Problem to solve:
All of the data needs to be repeated exactly.

— Start Records shown —

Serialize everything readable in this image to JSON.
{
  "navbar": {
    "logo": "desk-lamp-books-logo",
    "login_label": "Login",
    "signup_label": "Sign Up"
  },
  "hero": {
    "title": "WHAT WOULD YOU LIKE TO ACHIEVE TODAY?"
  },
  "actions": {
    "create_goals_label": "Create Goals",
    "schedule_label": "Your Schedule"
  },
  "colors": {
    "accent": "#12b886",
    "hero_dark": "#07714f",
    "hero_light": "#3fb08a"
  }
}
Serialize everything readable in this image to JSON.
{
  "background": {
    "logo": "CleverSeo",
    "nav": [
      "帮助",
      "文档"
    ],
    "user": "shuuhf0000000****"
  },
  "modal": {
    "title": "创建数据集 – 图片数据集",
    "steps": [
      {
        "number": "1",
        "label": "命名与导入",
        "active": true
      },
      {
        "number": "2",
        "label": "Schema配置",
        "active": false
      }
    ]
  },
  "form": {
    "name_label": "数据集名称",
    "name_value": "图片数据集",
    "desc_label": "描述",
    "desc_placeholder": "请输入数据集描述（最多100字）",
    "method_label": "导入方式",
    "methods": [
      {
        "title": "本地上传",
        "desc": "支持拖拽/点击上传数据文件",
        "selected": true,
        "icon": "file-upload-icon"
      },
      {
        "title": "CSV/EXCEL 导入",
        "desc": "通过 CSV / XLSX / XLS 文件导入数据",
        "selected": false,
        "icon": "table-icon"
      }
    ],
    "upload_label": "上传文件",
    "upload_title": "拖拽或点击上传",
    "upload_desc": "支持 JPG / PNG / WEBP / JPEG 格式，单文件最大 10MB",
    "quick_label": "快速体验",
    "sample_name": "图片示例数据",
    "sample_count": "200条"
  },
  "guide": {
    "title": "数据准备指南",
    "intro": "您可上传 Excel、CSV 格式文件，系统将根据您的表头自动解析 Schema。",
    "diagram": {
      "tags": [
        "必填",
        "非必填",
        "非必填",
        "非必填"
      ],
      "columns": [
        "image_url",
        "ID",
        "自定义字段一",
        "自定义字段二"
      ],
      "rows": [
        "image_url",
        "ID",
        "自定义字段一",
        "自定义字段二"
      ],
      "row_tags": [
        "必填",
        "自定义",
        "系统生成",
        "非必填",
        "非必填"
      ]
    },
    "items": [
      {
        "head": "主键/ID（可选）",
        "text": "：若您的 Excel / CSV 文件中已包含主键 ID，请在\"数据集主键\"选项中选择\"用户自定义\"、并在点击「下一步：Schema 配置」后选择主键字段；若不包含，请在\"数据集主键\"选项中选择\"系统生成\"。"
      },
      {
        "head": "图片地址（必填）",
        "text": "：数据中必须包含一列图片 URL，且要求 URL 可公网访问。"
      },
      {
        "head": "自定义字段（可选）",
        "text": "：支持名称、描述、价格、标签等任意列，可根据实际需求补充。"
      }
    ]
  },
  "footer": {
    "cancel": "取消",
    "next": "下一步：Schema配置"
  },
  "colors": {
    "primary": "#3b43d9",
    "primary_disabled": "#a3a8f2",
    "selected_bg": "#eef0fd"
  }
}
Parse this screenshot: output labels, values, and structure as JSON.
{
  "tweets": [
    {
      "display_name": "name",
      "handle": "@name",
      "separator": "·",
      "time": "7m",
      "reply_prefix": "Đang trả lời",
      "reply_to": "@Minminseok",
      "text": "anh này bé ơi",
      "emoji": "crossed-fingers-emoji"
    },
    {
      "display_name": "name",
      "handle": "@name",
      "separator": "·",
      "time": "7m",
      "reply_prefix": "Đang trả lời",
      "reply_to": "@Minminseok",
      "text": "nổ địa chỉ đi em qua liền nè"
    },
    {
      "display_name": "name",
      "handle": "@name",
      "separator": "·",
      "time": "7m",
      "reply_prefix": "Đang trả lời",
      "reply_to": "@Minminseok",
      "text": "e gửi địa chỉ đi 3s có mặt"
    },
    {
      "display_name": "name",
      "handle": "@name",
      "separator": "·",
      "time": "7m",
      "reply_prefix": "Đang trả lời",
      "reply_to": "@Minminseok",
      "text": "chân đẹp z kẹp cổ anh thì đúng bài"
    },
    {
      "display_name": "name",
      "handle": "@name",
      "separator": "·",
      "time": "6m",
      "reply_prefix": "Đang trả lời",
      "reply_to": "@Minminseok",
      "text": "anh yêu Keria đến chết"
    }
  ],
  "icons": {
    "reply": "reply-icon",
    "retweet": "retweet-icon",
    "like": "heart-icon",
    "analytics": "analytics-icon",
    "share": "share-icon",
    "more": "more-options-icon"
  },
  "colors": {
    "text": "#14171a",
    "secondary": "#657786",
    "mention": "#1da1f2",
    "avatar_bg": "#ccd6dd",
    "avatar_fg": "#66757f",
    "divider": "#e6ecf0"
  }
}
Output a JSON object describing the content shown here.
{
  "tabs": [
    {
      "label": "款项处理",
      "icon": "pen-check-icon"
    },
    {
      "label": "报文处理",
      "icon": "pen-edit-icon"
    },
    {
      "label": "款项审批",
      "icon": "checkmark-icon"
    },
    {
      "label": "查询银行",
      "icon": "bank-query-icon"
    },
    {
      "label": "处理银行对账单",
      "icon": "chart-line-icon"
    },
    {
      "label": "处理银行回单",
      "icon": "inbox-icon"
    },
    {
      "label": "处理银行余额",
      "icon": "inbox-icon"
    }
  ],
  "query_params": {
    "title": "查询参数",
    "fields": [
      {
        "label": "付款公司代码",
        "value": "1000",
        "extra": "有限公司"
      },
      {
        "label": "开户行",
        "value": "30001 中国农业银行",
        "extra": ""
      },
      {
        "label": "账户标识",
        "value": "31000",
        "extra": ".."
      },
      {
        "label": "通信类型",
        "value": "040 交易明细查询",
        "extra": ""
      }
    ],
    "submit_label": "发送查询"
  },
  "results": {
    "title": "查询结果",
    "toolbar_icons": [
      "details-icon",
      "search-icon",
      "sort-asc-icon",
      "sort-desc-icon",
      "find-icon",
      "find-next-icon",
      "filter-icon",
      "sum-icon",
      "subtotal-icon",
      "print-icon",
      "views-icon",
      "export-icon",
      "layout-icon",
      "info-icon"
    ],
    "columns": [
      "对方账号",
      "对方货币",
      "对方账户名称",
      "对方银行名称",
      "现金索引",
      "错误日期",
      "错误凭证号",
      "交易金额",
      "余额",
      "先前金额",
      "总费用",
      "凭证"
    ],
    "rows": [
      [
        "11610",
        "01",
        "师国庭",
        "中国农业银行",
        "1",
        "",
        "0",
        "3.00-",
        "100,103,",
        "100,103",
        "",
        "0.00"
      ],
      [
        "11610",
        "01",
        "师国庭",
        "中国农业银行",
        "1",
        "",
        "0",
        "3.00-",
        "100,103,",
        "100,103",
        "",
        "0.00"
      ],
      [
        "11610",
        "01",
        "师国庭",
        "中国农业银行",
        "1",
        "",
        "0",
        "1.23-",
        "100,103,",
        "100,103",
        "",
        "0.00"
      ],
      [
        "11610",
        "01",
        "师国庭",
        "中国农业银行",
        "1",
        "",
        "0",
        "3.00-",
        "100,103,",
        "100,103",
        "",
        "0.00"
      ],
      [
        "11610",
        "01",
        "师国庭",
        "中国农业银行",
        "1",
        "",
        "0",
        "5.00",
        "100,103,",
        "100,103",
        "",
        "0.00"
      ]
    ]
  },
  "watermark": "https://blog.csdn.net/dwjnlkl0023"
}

— End Records shown —

Solution:
Serialize everything readable in this image to JSON.
{
  "navbar": {
    "logo": "desk-lamp-books-logo",
    "login_label": "Login",
    "signup_label": "Sign Up"
  },
  "hero": {
    "title": "WHAT WOULD YOU LIKE TO ACHIEVE TODAY?"
  },
  "actions": {
    "create_goals_label": "Create Goals",
    "schedule_label": "Your Schedule"
  },
  "colors": {
    "accent": "#12b886",
    "hero_dark": "#07714f",
    "hero_light": "#3fb08a"
  }
}
Serialize everything readable in this image to JSON.
{
  "background": {
    "logo": "CleverSeo",
    "nav": [
      "帮助",
      "文档"
    ],
    "user": "shuuhf0000000****"
  },
  "modal": {
    "title": "创建数据集 – 图片数据集",
    "steps": [
      {
        "number": "1",
        "label": "命名与导入",
        "active": true
      },
      {
        "number": "2",
        "label": "Schema配置",
        "active": false
      }
    ]
  },
  "form": {
    "name_label": "数据集名称",
    "name_value": "图片数据集",
    "desc_label": "描述",
    "desc_placeholder": "请输入数据集描述（最多100字）",
    "method_label": "导入方式",
    "methods": [
      {
        "title": "本地上传",
        "desc": "支持拖拽/点击上传数据文件",
        "selected": true,
        "icon": "file-upload-icon"
      },
      {
        "title": "CSV/EXCEL 导入",
        "desc": "通过 CSV / XLSX / XLS 文件导入数据",
        "selected": false,
        "icon": "table-icon"
      }
    ],
    "upload_label": "上传文件",
    "upload_title": "拖拽或点击上传",
    "upload_desc": "支持 JPG / PNG / WEBP / JPEG 格式，单文件最大 10MB",
    "quick_label": "快速体验",
    "sample_name": "图片示例数据",
    "sample_count": "200条"
  },
  "guide": {
    "title": "数据准备指南",
    "intro": "您可上传 Excel、CSV 格式文件，系统将根据您的表头自动解析 Schema。",
    "diagram": {
      "tags": [
        "必填",
        "非必填",
        "非必填",
        "非必填"
      ],
      "columns": [
        "image_url",
        "ID",
        "自定义字段一",
        "自定义字段二"
      ],
      "rows": [
        "image_url",
        "ID",
        "自定义字段一",
        "自定义字段二"
      ],
      "row_tags": [
        "必填",
        "自定义",
        "系统生成",
        "非必填",
        "非必填"
      ]
    },
    "items": [
      {
        "head": "主键/ID（可选）",
        "text": "：若您的 Excel / CSV 文件中已包含主键 ID，请在\"数据集主键\"选项中选择\"用户自定义\"、并在点击「下一步：Schema 配置」后选择主键字段；若不包含，请在\"数据集主键\"选项中选择\"系统生成\"。"
      },
      {
        "head": "图片地址（必填）",
        "text": "：数据中必须包含一列图片 URL，且要求 URL 可公网访问。"
      },
      {
        "head": "自定义字段（可选）",
        "text": "：支持名称、描述、价格、标签等任意列，可根据实际需求补充。"
      }
    ]
  },
  "footer": {
    "cancel": "取消",
    "next": "下一步：Schema配置"
  },
  "colors": {
    "primary": "#3b43d9",
    "primary_disabled": "#a3a8f2",
    "selected_bg": "#eef0fd"
  }
}
Parse this screenshot: output labels, values, and structure as JSON.
{
  "tweets": [
    {
      "display_name": "name",
      "handle": "@name",
      "separator": "·",
      "time": "7m",
      "reply_prefix": "Đang trả lời",
      "reply_to": "@Minminseok",
      "text": "anh này bé ơi",
      "emoji": "crossed-fingers-emoji"
    },
    {
      "display_name": "name",
      "handle": "@name",
      "separator": "·",
      "time": "7m",
      "reply_prefix": "Đang trả lời",
      "reply_to": "@Minminseok",
      "text": "nổ địa chỉ đi em qua liền nè"
    },
    {
      "display_name": "name",
      "handle": "@name",
      "separator": "·",
      "time": "7m",
      "reply_prefix": "Đang trả lời",
      "reply_to": "@Minminseok",
      "text": "e gửi địa chỉ đi 3s có mặt"
    },
    {
      "display_name": "name",
      "handle": "@name",
      "separator": "·",
      "time": "7m",
      "reply_prefix": "Đang trả lời",
      "reply_to": "@Minminseok",
      "text": "chân đẹp z kẹp cổ anh thì đúng bài"
    },
    {
      "display_name": "name",
      "handle": "@name",
      "separator": "·",
      "time": "6m",
      "reply_prefix": "Đang trả lời",
      "reply_to": "@Minminseok",
      "text": "anh yêu Keria đến chết"
    }
  ],
  "icons": {
    "reply": "reply-icon",
    "retweet": "retweet-icon",
    "like": "heart-icon",
    "analytics": "analytics-icon",
    "share": "share-icon",
    "more": "more-options-icon"
  },
  "colors": {
    "text": "#14171a",
    "secondary": "#657786",
    "mention": "#1da1f2",
    "avatar_bg": "#ccd6dd",
    "avatar_fg": "#66757f",
    "divider": "#e6ecf0"
  }
}
Output a JSON object describing the content shown here.
{
  "tabs": [
    {
      "label": "款项处理",
      "icon": "pen-check-icon"
    },
    {
      "label": "报文处理",
      "icon": "pen-edit-icon"
    },
    {
      "label": "款项审批",
      "icon": "checkmark-icon"
    },
    {
      "label": "查询银行",
      "icon": "bank-query-icon"
    },
    {
      "label": "处理银行对账单",
      "icon": "chart-line-icon"
    },
    {
      "label": "处理银行回单",
      "icon": "inbox-icon"
    },
    {
      "label": "处理银行余额",
      "icon": "inbox-icon"
    }
  ],
  "query_params": {
    "title": "查询参数",
    "fields": [
      {
        "label": "付款公司代码",
        "value": "1000",
        "extra": "有限公司"
      },
      {
        "label": "开户行",
        "value": "30001 中国农业银行",
        "extra": ""
      },
      {
        "label": "账户标识",
        "value": "31000",
        "extra": ".."
      },
      {
        "label": "通信类型",
        "value": "040 交易明细查询",
        "extra": ""
      }
    ],
    "submit_label": "发送查询"
  },
  "results": {
    "title": "查询结果",
    "toolbar_icons": [
      "details-icon",
      "search-icon",
      "sort-asc-icon",
      "sort-desc-icon",
      "find-icon",
      "find-next-icon",
      "filter-icon",
      "sum-icon",
      "subtotal-icon",
      "print-icon",
      "views-icon",
      "export-icon",
      "layout-icon",
      "info-icon"
    ],
    "columns": [
      "对方账号",
      "对方货币",
      "对方账户名称",
      "对方银行名称",
      "现金索引",
      "错误日期",
      "错误凭证号",
      "交易金额",
      "余额",
      "先前金额",
      "总费用",
      "凭证"
    ],
    "rows": [
      [
        "11610",
        "01",
        "师国庭",
        "中国农业银行",
        "1",
        "",
        "0",
        "3.00-",
        "100,103,",
        "100,103",
        "",
        "0.00"
      ],
      [
        "11610",
        "01",
        "师国庭",
        "中国农业银行",
        "1",
        "",
        "0",
        "3.00-",
        "100,103,",
        "100,103",
        "",
        "0.00"
      ],
      [
        "11610",
        "01",
        "师国庭",
        "中国农业银行",
        "1",
        "",
        "0",
        "1.23-",
        "100,103,",
        "100,103",
        "",
        "0.00"
      ],
      [
        "11610",
        "01",
        "师国庭",
        "中国农业银行",
        "1",
        "",
        "0",
        "3.00-",
        "100,103,",
        "100,103",
        "",
        "0.00"
      ],
      [
        "11610",
        "01",
        "师国庭",
        "中国农业银行",
        "1",
        "",
        "0",
        "5.00",
        "100,103,",
        "100,103",
        "",
        "0.00"
      ]
    ]
  },
  "watermark": "https://blog.csdn.net/dwjnlkl0023"
}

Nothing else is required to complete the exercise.